Figure record extracts

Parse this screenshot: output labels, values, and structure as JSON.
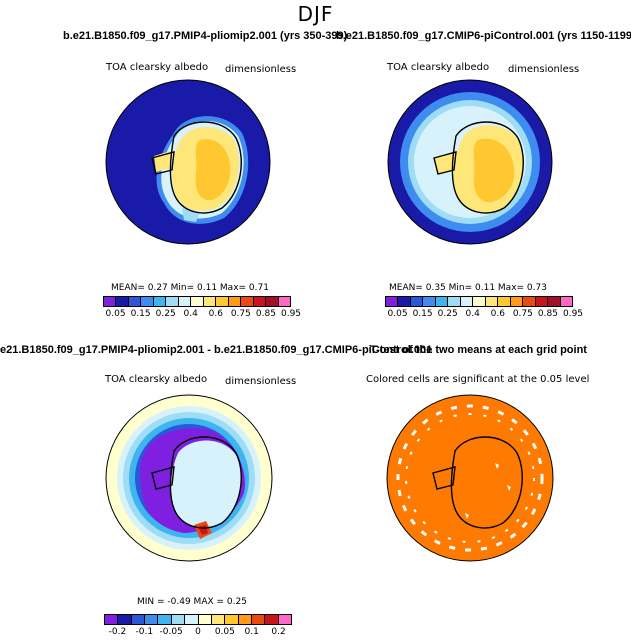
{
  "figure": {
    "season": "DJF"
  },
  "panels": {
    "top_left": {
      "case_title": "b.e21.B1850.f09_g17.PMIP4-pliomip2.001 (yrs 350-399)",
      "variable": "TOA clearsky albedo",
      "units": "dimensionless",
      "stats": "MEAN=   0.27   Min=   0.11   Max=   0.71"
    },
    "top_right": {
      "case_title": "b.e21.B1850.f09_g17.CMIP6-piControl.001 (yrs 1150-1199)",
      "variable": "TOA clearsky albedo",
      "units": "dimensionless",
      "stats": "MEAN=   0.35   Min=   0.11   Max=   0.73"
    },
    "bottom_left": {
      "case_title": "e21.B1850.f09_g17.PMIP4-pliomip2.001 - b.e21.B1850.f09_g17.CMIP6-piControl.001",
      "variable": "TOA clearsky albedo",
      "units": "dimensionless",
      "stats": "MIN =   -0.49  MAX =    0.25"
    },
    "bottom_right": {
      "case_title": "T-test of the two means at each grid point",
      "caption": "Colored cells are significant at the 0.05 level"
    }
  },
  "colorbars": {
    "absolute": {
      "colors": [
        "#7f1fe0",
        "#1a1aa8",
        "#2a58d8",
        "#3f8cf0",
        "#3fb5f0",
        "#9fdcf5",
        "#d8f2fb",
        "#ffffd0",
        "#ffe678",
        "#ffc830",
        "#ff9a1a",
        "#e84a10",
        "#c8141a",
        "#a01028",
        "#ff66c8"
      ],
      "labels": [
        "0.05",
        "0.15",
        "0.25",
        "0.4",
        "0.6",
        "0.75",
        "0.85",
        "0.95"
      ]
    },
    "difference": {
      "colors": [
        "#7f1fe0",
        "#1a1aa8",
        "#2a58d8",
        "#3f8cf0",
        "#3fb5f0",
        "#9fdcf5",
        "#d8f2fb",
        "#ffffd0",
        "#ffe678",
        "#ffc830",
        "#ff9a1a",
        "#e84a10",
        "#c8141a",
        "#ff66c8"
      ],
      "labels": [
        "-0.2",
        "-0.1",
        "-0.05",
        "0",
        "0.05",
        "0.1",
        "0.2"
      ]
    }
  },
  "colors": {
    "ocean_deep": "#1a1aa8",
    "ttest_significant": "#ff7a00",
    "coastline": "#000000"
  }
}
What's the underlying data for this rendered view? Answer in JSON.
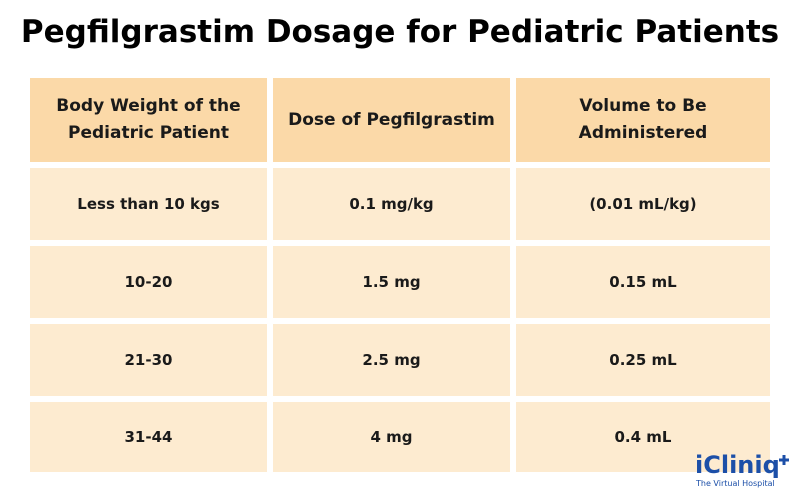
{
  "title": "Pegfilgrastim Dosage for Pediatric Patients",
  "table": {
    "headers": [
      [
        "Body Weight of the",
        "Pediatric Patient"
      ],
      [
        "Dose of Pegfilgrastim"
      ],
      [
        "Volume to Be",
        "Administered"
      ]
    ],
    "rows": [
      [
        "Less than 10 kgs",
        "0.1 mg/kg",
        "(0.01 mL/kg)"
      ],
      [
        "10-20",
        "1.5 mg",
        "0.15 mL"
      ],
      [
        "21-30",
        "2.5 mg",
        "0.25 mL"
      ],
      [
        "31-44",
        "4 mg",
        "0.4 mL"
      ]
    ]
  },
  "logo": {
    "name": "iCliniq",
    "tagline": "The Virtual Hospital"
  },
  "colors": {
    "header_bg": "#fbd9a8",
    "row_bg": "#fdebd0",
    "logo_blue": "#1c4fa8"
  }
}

| Exercise prompt |
With the pictures omitted, reproduce the records in full and exactly.

| Solution to this problem |
Parse this screenshot: output labels, values, and structure as JSON.
{
  "figure": {
    "season": "DJF"
  },
  "panels": {
    "top_left": {
      "case_title": "b.e21.B1850.f09_g17.PMIP4-pliomip2.001 (yrs 350-399)",
      "variable": "TOA clearsky albedo",
      "units": "dimensionless",
      "stats": "MEAN=   0.27   Min=   0.11   Max=   0.71"
    },
    "top_right": {
      "case_title": "b.e21.B1850.f09_g17.CMIP6-piControl.001 (yrs 1150-1199)",
      "variable": "TOA clearsky albedo",
      "units": "dimensionless",
      "stats": "MEAN=   0.35   Min=   0.11   Max=   0.73"
    },
    "bottom_left": {
      "case_title": "e21.B1850.f09_g17.PMIP4-pliomip2.001 - b.e21.B1850.f09_g17.CMIP6-piControl.001",
      "variable": "TOA clearsky albedo",
      "units": "dimensionless",
      "stats": "MIN =   -0.49  MAX =    0.25"
    },
    "bottom_right": {
      "case_title": "T-test of the two means at each grid point",
      "caption": "Colored cells are significant at the 0.05 level"
    }
  },
  "colorbars": {
    "absolute": {
      "colors": [
        "#7f1fe0",
        "#1a1aa8",
        "#2a58d8",
        "#3f8cf0",
        "#3fb5f0",
        "#9fdcf5",
        "#d8f2fb",
        "#ffffd0",
        "#ffe678",
        "#ffc830",
        "#ff9a1a",
        "#e84a10",
        "#c8141a",
        "#a01028",
        "#ff66c8"
      ],
      "labels": [
        "0.05",
        "0.15",
        "0.25",
        "0.4",
        "0.6",
        "0.75",
        "0.85",
        "0.95"
      ]
    },
    "difference": {
      "colors": [
        "#7f1fe0",
        "#1a1aa8",
        "#2a58d8",
        "#3f8cf0",
        "#3fb5f0",
        "#9fdcf5",
        "#d8f2fb",
        "#ffffd0",
        "#ffe678",
        "#ffc830",
        "#ff9a1a",
        "#e84a10",
        "#c8141a",
        "#ff66c8"
      ],
      "labels": [
        "-0.2",
        "-0.1",
        "-0.05",
        "0",
        "0.05",
        "0.1",
        "0.2"
      ]
    }
  },
  "colors": {
    "ocean_deep": "#1a1aa8",
    "ttest_significant": "#ff7a00",
    "coastline": "#000000"
  }
}
What's the underlying data for this rendered view? Answer in JSON.
{
  "title": "Pegfilgrastim Dosage for Pediatric Patients",
  "table": {
    "headers": [
      [
        "Body Weight of the",
        "Pediatric Patient"
      ],
      [
        "Dose of Pegfilgrastim"
      ],
      [
        "Volume to Be",
        "Administered"
      ]
    ],
    "rows": [
      [
        "Less than 10 kgs",
        "0.1 mg/kg",
        "(0.01 mL/kg)"
      ],
      [
        "10-20",
        "1.5 mg",
        "0.15 mL"
      ],
      [
        "21-30",
        "2.5 mg",
        "0.25 mL"
      ],
      [
        "31-44",
        "4 mg",
        "0.4 mL"
      ]
    ]
  },
  "logo": {
    "name": "iCliniq",
    "tagline": "The Virtual Hospital"
  },
  "colors": {
    "header_bg": "#fbd9a8",
    "row_bg": "#fdebd0",
    "logo_blue": "#1c4fa8"
  }
}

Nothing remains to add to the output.